> [WHAT TO PRODUCE]: From the listing below, pull out all lines with "medium" in them.

> [EXTRACTED INFORMATION]:
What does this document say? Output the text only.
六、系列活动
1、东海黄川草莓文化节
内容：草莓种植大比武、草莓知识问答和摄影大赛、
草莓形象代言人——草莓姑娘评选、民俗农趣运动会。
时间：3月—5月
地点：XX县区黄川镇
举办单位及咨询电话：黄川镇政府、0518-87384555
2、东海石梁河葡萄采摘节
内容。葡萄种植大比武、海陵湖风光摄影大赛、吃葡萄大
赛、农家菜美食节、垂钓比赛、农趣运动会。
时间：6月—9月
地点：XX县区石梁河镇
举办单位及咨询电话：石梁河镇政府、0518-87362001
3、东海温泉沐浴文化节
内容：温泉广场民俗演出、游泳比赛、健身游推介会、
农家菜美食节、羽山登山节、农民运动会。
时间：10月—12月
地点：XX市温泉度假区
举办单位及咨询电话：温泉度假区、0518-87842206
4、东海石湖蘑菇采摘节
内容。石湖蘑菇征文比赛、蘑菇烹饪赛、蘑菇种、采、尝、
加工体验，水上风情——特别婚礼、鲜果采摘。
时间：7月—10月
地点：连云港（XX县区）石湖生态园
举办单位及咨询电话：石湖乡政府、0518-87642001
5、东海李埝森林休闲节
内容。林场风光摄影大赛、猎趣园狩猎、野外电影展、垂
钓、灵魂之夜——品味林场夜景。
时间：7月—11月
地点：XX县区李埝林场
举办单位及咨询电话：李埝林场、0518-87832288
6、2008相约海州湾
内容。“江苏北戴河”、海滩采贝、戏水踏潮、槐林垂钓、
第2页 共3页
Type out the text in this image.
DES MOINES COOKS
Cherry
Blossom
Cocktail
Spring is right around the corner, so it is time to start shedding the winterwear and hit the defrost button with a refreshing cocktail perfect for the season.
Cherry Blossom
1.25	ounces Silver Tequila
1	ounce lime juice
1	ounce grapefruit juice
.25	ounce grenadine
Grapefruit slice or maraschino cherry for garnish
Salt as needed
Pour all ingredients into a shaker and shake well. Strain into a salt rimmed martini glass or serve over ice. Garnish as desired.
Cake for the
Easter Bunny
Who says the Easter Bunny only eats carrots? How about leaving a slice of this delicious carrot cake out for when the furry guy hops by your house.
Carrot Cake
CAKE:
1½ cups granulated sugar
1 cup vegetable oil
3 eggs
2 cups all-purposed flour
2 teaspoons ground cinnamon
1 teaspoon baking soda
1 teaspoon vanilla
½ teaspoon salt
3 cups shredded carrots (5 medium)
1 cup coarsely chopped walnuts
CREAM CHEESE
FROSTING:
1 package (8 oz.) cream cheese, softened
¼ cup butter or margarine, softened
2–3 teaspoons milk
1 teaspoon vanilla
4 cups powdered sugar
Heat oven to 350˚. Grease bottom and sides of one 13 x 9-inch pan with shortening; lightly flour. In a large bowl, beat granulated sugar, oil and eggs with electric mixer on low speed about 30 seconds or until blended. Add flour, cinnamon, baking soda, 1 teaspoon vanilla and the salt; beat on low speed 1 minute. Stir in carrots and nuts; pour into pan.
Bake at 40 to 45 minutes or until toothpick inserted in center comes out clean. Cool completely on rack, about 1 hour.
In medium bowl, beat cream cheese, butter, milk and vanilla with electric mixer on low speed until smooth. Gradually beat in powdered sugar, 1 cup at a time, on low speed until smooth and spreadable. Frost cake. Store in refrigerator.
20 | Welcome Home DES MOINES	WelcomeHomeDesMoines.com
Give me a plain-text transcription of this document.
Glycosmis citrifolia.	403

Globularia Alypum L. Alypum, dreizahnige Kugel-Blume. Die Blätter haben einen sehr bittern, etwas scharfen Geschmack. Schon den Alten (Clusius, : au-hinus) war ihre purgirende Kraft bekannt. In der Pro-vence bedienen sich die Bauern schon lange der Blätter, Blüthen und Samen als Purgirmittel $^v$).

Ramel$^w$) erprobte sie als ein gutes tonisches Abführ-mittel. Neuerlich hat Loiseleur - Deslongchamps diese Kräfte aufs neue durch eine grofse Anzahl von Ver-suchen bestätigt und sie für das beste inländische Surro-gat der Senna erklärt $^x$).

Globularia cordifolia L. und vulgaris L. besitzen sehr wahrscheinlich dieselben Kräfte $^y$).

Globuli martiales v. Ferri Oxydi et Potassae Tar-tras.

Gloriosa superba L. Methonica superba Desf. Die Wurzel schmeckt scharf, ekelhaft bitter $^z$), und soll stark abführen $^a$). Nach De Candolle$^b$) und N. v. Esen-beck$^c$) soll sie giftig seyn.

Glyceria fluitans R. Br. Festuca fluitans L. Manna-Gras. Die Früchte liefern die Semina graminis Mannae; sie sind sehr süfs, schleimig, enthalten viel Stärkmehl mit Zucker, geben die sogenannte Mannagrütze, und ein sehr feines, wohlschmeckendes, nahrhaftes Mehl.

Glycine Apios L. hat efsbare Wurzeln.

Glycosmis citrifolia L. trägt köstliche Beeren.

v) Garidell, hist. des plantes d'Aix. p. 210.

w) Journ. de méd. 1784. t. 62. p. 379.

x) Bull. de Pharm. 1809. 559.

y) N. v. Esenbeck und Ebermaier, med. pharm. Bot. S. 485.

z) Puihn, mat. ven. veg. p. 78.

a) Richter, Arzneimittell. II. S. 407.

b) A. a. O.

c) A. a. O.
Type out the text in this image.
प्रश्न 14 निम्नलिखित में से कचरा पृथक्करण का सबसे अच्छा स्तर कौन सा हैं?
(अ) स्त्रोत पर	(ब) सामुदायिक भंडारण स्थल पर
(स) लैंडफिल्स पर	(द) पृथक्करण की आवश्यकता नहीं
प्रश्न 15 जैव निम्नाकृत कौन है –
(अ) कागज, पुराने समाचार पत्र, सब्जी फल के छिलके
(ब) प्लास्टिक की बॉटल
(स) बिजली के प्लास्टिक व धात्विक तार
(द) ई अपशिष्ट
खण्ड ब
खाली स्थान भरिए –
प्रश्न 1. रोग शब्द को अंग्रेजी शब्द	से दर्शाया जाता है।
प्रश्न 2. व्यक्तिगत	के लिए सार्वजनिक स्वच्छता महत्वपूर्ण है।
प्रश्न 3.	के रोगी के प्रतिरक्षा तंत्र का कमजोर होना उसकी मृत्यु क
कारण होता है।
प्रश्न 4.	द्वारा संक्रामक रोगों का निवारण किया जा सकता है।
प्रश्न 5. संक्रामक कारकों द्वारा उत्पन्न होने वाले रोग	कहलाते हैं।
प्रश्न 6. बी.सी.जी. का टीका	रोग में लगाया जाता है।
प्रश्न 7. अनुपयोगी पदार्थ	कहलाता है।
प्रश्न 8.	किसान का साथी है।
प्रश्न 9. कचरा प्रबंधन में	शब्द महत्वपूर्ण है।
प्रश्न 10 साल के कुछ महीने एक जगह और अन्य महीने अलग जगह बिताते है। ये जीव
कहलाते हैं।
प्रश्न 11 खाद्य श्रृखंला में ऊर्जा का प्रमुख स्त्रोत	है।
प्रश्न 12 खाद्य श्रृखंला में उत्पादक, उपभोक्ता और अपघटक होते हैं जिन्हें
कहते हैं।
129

> [SOLUTION FOR THIS EXERCISE]:
3 cups shredded carrots (5 medium)
In medium bowl, beat cream cheese, butter, milk and vanilla with electric mixer on low speed until smooth. Gradually beat in powdered sugar, 1 cup at a time, on low speed until smooth and spreadable. Frost cake. Store in refrigerator.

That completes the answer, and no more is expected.